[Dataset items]
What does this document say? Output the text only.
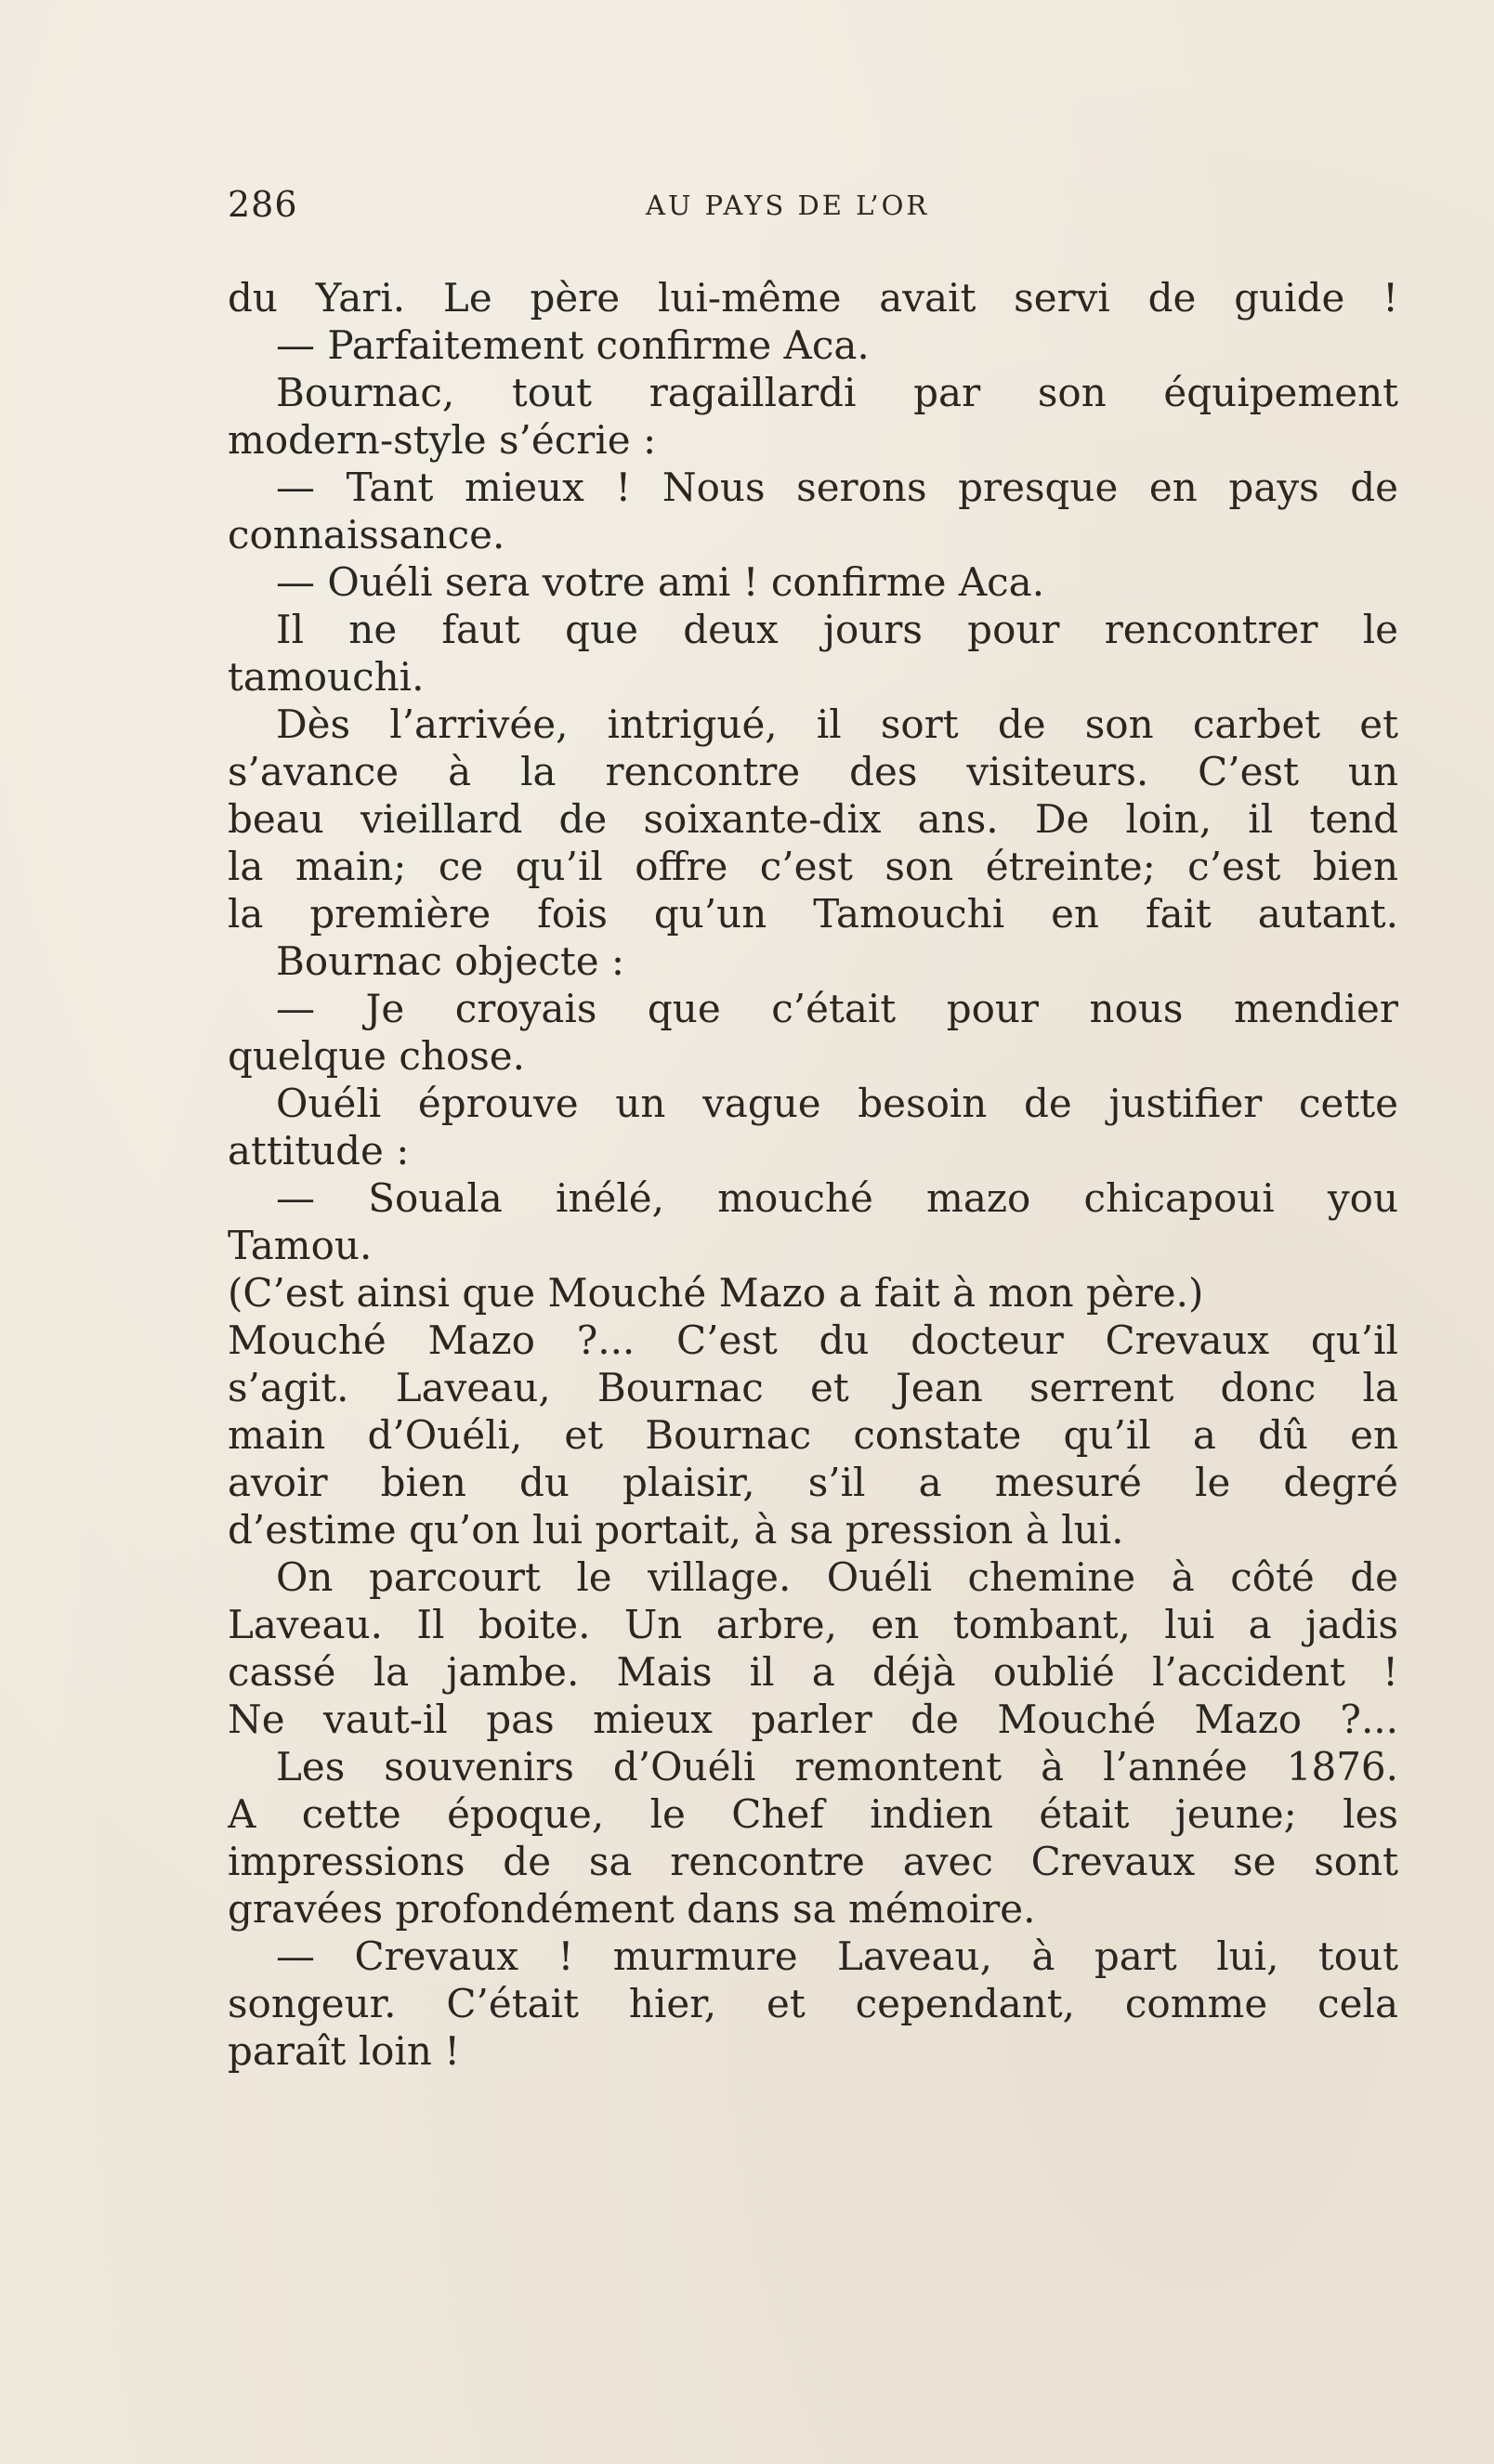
286	AU PAYS DE L’OR
du Yari. Le père lui-même avait servi de guide !
— Parfaitement confirme Aca.
Bournac, tout ragaillardi par son équipement
modern-style s’écrie :
— Tant mieux ! Nous serons presque en pays de
connaissance.
— Ouéli sera votre ami ! confirme Aca.
Il ne faut que deux jours pour rencontrer le
tamouchi.
Dès l’arrivée, intrigué, il sort de son carbet et
s’avance à la rencontre des visiteurs. C’est un
beau vieillard de soixante-dix ans. De loin, il tend
la main; ce qu’il offre c’est son étreinte; c’est bien
la première fois qu’un Tamouchi en fait autant.
Bournac objecte :
— Je croyais que c’était pour nous mendier
quelque chose.
Ouéli éprouve un vague besoin de justifier cette
attitude :
— Souala inélé, mouché mazo chicapoui you
Tamou.
(C’est ainsi que Mouché Mazo a fait à mon père.)
Mouché Mazo ?... C’est du docteur Crevaux qu’il
s’agit. Laveau, Bournac et Jean serrent donc la
main d’Ouéli, et Bournac constate qu’il a dû en
avoir bien du plaisir, s’il a mesuré le degré
d’estime qu’on lui portait, à sa pression à lui.
On parcourt le village. Ouéli chemine à côté de
Laveau. Il boite. Un arbre, en tombant, lui a jadis
cassé la jambe. Mais il a déjà oublié l’accident !
Ne vaut-il pas mieux parler de Mouché Mazo ?...
Les souvenirs d’Ouéli remontent à l’année 1876.
A cette époque, le Chef indien était jeune; les
impressions de sa rencontre avec Crevaux se sont
gravées profondément dans sa mémoire.
— Crevaux ! murmure Laveau, à part lui, tout
songeur. C’était hier, et cependant, comme cela
paraît loin !
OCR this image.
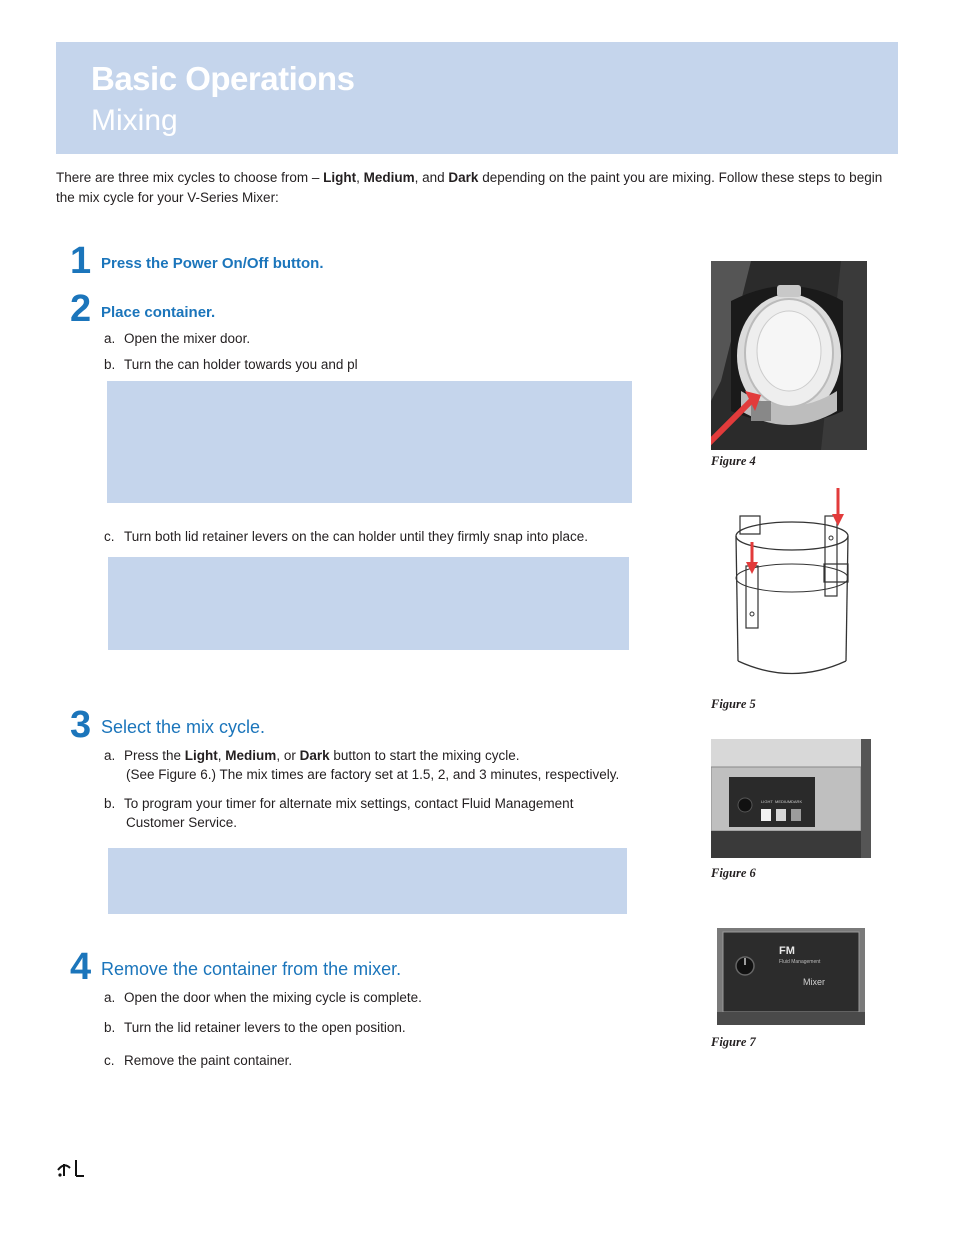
Basic Operations
Mixing
There are three mix cycles to choose from – Light, Medium, and Dark depending on the paint you are mixing. Follow these steps to begin the mix cycle for your V-Series Mixer:
1 Press the Power On/Off button.
2 Place container.
a. Open the mixer door.
b. Turn the can holder towards you and pl
c. Turn both lid retainer levers on the can holder until they firmly snap into place.
3 Select the mix cycle.
a. Press the Light, Medium, or Dark button to start the mixing cycle.
(See Figure 6.) The mix times are factory set at 1.5, 2, and 3 minutes, respectively.
b. To program your timer for alternate mix settings, contact Fluid Management
Customer Service.
4 Remove the container from the mixer.
a. Open the door when the mixing cycle is complete.
b. Turn the lid retainer levers to the open position.
c. Remove the paint container.
Figure 4
Figure 5
LIGHT MEDIUM DARK
Figure 6
FM
Fluid Management
Mixer
Figure 7
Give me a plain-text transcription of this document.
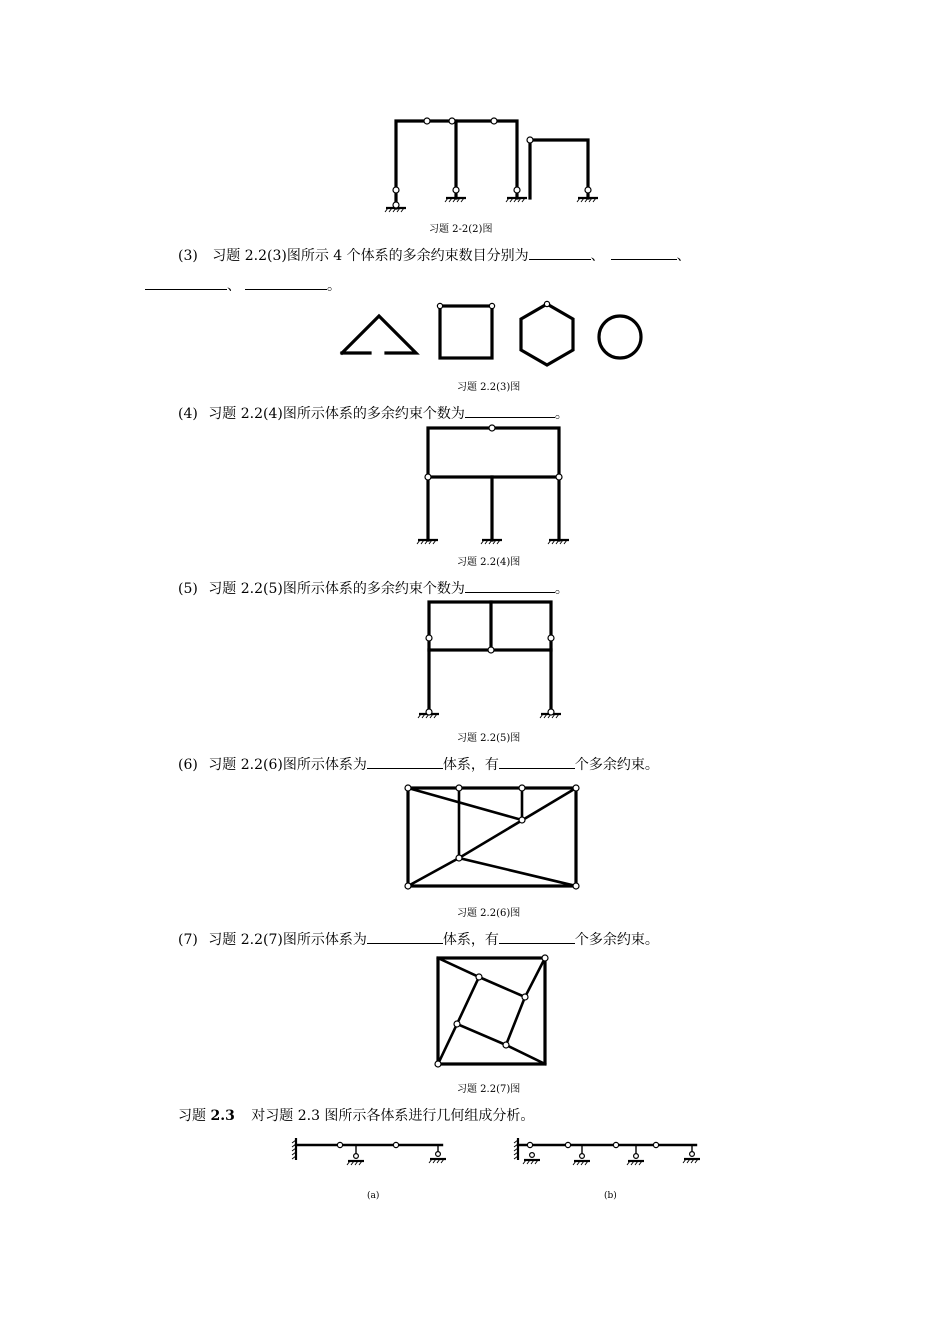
习题 2-2(2)图
(3) 习题 2.2(3)图所示 4 个体系的多余约束数目分别为	、	、
、	。
习题 2.2(3)图
(4) 习题 2.2(4)图所示体系的多余约束个数为	。
习题 2.2(4)图
(5) 习题 2.2(5)图所示体系的多余约束个数为	。
习题 2.2(5)图
(6) 习题 2.2(6)图所示体系为	体系，有	个多余约束。
习题 2.2(6)图
(7) 习题 2.2(7)图所示体系为	体系，有	个多余约束。
习题 2.2(7)图
习题 2.3 对习题 2.3 图所示各体系进行几何组成分析。
(a)	(b)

Set task:
Repeat each line of the records above exactly, but do not copy the pictures.

Result of the exercise:
What does this document say? Output the text only.
286	AU PAYS DE L’OR
du Yari. Le père lui-même avait servi de guide !
— Parfaitement confirme Aca.
Bournac, tout ragaillardi par son équipement
modern-style s’écrie :
— Tant mieux ! Nous serons presque en pays de
connaissance.
— Ouéli sera votre ami ! confirme Aca.
Il ne faut que deux jours pour rencontrer le
tamouchi.
Dès l’arrivée, intrigué, il sort de son carbet et
s’avance à la rencontre des visiteurs. C’est un
beau vieillard de soixante-dix ans. De loin, il tend
la main; ce qu’il offre c’est son étreinte; c’est bien
la première fois qu’un Tamouchi en fait autant.
Bournac objecte :
— Je croyais que c’était pour nous mendier
quelque chose.
Ouéli éprouve un vague besoin de justifier cette
attitude :
— Souala inélé, mouché mazo chicapoui you
Tamou.
(C’est ainsi que Mouché Mazo a fait à mon père.)
Mouché Mazo ?... C’est du docteur Crevaux qu’il
s’agit. Laveau, Bournac et Jean serrent donc la
main d’Ouéli, et Bournac constate qu’il a dû en
avoir bien du plaisir, s’il a mesuré le degré
d’estime qu’on lui portait, à sa pression à lui.
On parcourt le village. Ouéli chemine à côté de
Laveau. Il boite. Un arbre, en tombant, lui a jadis
cassé la jambe. Mais il a déjà oublié l’accident !
Ne vaut-il pas mieux parler de Mouché Mazo ?...
Les souvenirs d’Ouéli remontent à l’année 1876.
A cette époque, le Chef indien était jeune; les
impressions de sa rencontre avec Crevaux se sont
gravées profondément dans sa mémoire.
— Crevaux ! murmure Laveau, à part lui, tout
songeur. C’était hier, et cependant, comme cela
paraît loin !
OCR this image.
Basic Operations
Mixing
There are three mix cycles to choose from – Light, Medium, and Dark depending on the paint you are mixing. Follow these steps to begin the mix cycle for your V-Series Mixer:
1 Press the Power On/Off button.
2 Place container.
a. Open the mixer door.
b. Turn the can holder towards you and pl
c. Turn both lid retainer levers on the can holder until they firmly snap into place.
3 Select the mix cycle.
a. Press the Light, Medium, or Dark button to start the mixing cycle.
(See Figure 6.) The mix times are factory set at 1.5, 2, and 3 minutes, respectively.
b. To program your timer for alternate mix settings, contact Fluid Management
Customer Service.
4 Remove the container from the mixer.
a. Open the door when the mixing cycle is complete.
b. Turn the lid retainer levers to the open position.
c. Remove the paint container.
Figure 4
Figure 5
LIGHT MEDIUM DARK
Figure 6
FM
Fluid Management
Mixer
Figure 7
Give me a plain-text transcription of this document.
习题 2-2(2)图
(3) 习题 2.2(3)图所示 4 个体系的多余约束数目分别为	、	、
、	。
习题 2.2(3)图
(4) 习题 2.2(4)图所示体系的多余约束个数为	。
习题 2.2(4)图
(5) 习题 2.2(5)图所示体系的多余约束个数为	。
习题 2.2(5)图
(6) 习题 2.2(6)图所示体系为	体系，有	个多余约束。
习题 2.2(6)图
(7) 习题 2.2(7)图所示体系为	体系，有	个多余约束。
习题 2.2(7)图
习题 2.3 对习题 2.3 图所示各体系进行几何组成分析。
(a)	(b)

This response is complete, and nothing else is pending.